(Extracts from a graphics dataset)
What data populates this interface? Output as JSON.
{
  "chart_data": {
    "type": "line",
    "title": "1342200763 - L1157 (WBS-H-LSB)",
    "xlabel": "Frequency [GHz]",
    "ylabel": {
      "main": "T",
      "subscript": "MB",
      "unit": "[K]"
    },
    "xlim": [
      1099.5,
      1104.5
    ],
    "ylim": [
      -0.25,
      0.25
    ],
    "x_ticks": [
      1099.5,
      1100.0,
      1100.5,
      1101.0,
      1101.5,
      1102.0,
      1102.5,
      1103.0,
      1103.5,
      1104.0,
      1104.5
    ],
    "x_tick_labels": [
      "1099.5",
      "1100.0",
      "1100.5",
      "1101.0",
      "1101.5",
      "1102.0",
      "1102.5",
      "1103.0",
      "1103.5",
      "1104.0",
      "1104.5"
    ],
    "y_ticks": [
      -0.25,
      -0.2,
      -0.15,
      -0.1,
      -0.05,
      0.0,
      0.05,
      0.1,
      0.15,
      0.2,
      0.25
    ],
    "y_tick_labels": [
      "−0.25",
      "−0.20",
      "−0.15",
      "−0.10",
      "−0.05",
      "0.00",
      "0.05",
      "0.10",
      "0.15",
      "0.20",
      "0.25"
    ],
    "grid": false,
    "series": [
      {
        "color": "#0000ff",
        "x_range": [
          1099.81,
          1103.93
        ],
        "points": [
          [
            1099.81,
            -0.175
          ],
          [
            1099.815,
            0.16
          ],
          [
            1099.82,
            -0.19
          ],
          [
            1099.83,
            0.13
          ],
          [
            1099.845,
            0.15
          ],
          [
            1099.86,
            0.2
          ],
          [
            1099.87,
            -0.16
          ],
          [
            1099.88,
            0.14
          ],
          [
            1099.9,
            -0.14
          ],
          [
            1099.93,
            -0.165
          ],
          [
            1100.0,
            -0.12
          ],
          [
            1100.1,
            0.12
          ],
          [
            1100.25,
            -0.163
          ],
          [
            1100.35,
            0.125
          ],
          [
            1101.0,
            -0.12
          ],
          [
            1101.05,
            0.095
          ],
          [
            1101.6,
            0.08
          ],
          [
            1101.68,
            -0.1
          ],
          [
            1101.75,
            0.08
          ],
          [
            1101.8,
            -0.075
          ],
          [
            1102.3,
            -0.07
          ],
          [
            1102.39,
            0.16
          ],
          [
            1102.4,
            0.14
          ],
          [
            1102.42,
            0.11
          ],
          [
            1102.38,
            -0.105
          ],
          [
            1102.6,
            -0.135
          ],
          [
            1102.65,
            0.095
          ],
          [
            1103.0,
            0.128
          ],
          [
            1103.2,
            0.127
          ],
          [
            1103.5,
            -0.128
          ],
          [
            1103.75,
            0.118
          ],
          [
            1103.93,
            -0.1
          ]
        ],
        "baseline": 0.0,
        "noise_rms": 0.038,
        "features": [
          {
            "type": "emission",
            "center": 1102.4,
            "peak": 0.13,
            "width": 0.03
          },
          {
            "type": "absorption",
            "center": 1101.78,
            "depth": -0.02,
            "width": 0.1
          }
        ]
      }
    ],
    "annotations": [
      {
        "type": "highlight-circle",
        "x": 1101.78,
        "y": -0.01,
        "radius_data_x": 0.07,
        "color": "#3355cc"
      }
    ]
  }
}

Required work:
Repeat the records above exactly as they appear.

Answer:
What data populates this interface? Output as JSON.
{
  "chart_data": {
    "type": "line",
    "title": "1342200763 - L1157 (WBS-H-LSB)",
    "xlabel": "Frequency [GHz]",
    "ylabel": {
      "main": "T",
      "subscript": "MB",
      "unit": "[K]"
    },
    "xlim": [
      1099.5,
      1104.5
    ],
    "ylim": [
      -0.25,
      0.25
    ],
    "x_ticks": [
      1099.5,
      1100.0,
      1100.5,
      1101.0,
      1101.5,
      1102.0,
      1102.5,
      1103.0,
      1103.5,
      1104.0,
      1104.5
    ],
    "x_tick_labels": [
      "1099.5",
      "1100.0",
      "1100.5",
      "1101.0",
      "1101.5",
      "1102.0",
      "1102.5",
      "1103.0",
      "1103.5",
      "1104.0",
      "1104.5"
    ],
    "y_ticks": [
      -0.25,
      -0.2,
      -0.15,
      -0.1,
      -0.05,
      0.0,
      0.05,
      0.1,
      0.15,
      0.2,
      0.25
    ],
    "y_tick_labels": [
      "−0.25",
      "−0.20",
      "−0.15",
      "−0.10",
      "−0.05",
      "0.00",
      "0.05",
      "0.10",
      "0.15",
      "0.20",
      "0.25"
    ],
    "grid": false,
    "series": [
      {
        "color": "#0000ff",
        "x_range": [
          1099.81,
          1103.93
        ],
        "points": [
          [
            1099.81,
            -0.175
          ],
          [
            1099.815,
            0.16
          ],
          [
            1099.82,
            -0.19
          ],
          [
            1099.83,
            0.13
          ],
          [
            1099.845,
            0.15
          ],
          [
            1099.86,
            0.2
          ],
          [
            1099.87,
            -0.16
          ],
          [
            1099.88,
            0.14
          ],
          [
            1099.9,
            -0.14
          ],
          [
            1099.93,
            -0.165
          ],
          [
            1100.0,
            -0.12
          ],
          [
            1100.1,
            0.12
          ],
          [
            1100.25,
            -0.163
          ],
          [
            1100.35,
            0.125
          ],
          [
            1101.0,
            -0.12
          ],
          [
            1101.05,
            0.095
          ],
          [
            1101.6,
            0.08
          ],
          [
            1101.68,
            -0.1
          ],
          [
            1101.75,
            0.08
          ],
          [
            1101.8,
            -0.075
          ],
          [
            1102.3,
            -0.07
          ],
          [
            1102.39,
            0.16
          ],
          [
            1102.4,
            0.14
          ],
          [
            1102.42,
            0.11
          ],
          [
            1102.38,
            -0.105
          ],
          [
            1102.6,
            -0.135
          ],
          [
            1102.65,
            0.095
          ],
          [
            1103.0,
            0.128
          ],
          [
            1103.2,
            0.127
          ],
          [
            1103.5,
            -0.128
          ],
          [
            1103.75,
            0.118
          ],
          [
            1103.93,
            -0.1
          ]
        ],
        "baseline": 0.0,
        "noise_rms": 0.038,
        "features": [
          {
            "type": "emission",
            "center": 1102.4,
            "peak": 0.13,
            "width": 0.03
          },
          {
            "type": "absorption",
            "center": 1101.78,
            "depth": -0.02,
            "width": 0.1
          }
        ]
      }
    ],
    "annotations": [
      {
        "type": "highlight-circle",
        "x": 1101.78,
        "y": -0.01,
        "radius_data_x": 0.07,
        "color": "#3355cc"
      }
    ]
  }
}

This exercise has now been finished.